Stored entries
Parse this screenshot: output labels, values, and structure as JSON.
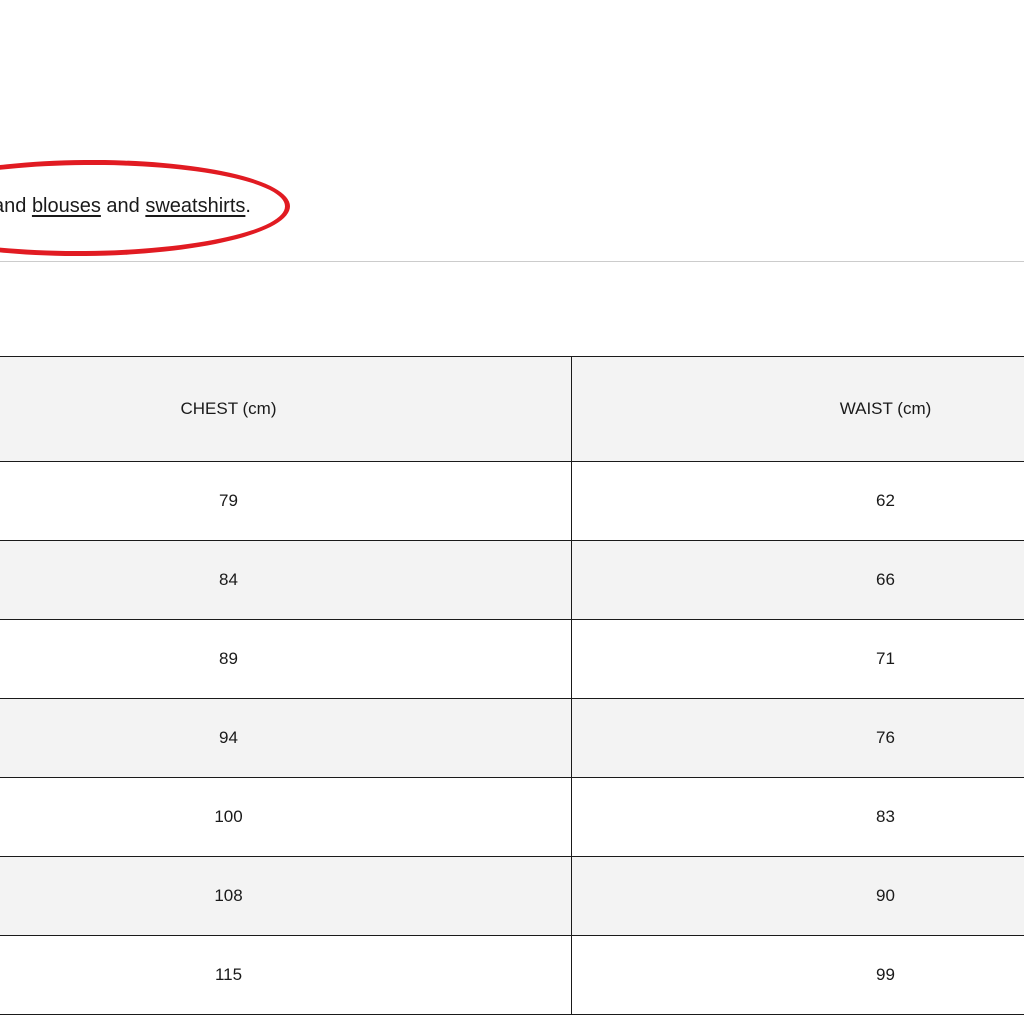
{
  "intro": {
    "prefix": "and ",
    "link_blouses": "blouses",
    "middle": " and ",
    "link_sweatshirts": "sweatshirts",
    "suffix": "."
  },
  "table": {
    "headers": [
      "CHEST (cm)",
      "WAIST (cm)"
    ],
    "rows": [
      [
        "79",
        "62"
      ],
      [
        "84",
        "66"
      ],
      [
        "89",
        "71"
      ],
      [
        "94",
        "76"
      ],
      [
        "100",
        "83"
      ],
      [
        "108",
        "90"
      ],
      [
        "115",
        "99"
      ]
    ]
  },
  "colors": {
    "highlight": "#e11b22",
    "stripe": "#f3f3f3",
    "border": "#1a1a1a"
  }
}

Goal of the exercise: Transcribe every record above exactly, leaving out the pictures.

Right answer:
Parse this screenshot: output labels, values, and structure as JSON.
{
  "intro": {
    "prefix": "and ",
    "link_blouses": "blouses",
    "middle": " and ",
    "link_sweatshirts": "sweatshirts",
    "suffix": "."
  },
  "table": {
    "headers": [
      "CHEST (cm)",
      "WAIST (cm)"
    ],
    "rows": [
      [
        "79",
        "62"
      ],
      [
        "84",
        "66"
      ],
      [
        "89",
        "71"
      ],
      [
        "94",
        "76"
      ],
      [
        "100",
        "83"
      ],
      [
        "108",
        "90"
      ],
      [
        "115",
        "99"
      ]
    ]
  },
  "colors": {
    "highlight": "#e11b22",
    "stripe": "#f3f3f3",
    "border": "#1a1a1a"
  }
}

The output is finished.